◆ Exercise details:
Go through the records and copy each line where the word "agrícolas" occurs.
───── Dataset excerpts ─────
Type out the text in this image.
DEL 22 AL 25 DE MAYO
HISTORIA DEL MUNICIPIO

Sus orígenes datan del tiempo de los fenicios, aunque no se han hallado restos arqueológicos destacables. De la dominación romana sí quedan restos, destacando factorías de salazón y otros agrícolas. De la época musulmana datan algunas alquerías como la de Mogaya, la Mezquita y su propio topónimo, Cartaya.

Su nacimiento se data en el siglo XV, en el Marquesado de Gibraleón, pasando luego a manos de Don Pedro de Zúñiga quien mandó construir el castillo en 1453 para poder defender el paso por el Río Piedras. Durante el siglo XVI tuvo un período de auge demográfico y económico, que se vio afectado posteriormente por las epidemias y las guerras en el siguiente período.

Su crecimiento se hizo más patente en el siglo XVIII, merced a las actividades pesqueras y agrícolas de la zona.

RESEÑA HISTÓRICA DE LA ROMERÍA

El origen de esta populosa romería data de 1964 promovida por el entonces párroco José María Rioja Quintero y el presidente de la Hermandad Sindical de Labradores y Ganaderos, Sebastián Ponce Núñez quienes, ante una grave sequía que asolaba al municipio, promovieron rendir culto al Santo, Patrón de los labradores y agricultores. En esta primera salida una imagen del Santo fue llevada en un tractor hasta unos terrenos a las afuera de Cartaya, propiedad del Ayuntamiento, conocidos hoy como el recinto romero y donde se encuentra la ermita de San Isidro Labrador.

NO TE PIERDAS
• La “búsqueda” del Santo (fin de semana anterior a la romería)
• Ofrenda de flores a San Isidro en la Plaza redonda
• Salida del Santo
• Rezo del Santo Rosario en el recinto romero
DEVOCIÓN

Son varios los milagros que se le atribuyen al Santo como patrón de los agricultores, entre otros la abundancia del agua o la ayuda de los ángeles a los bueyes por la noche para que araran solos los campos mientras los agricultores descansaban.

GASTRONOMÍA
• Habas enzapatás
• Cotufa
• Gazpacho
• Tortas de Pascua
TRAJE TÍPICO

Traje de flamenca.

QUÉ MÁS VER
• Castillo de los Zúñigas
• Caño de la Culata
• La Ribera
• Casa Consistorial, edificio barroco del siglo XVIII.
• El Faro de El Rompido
─────
◆ Your solution:
Sus orígenes datan del tiempo de los fenicios, aunque no se han hallado restos arqueológicos destacables. De la dominación romana sí quedan restos, destacando factorías de salazón y otros agrícolas. De la época musulmana datan algunas alquerías como la de Mogaya, la Mezquita y su propio topónimo, Cartaya.
Su crecimiento se hizo más patente en el siglo XVIII, merced a las actividades pesqueras y agrícolas de la zona.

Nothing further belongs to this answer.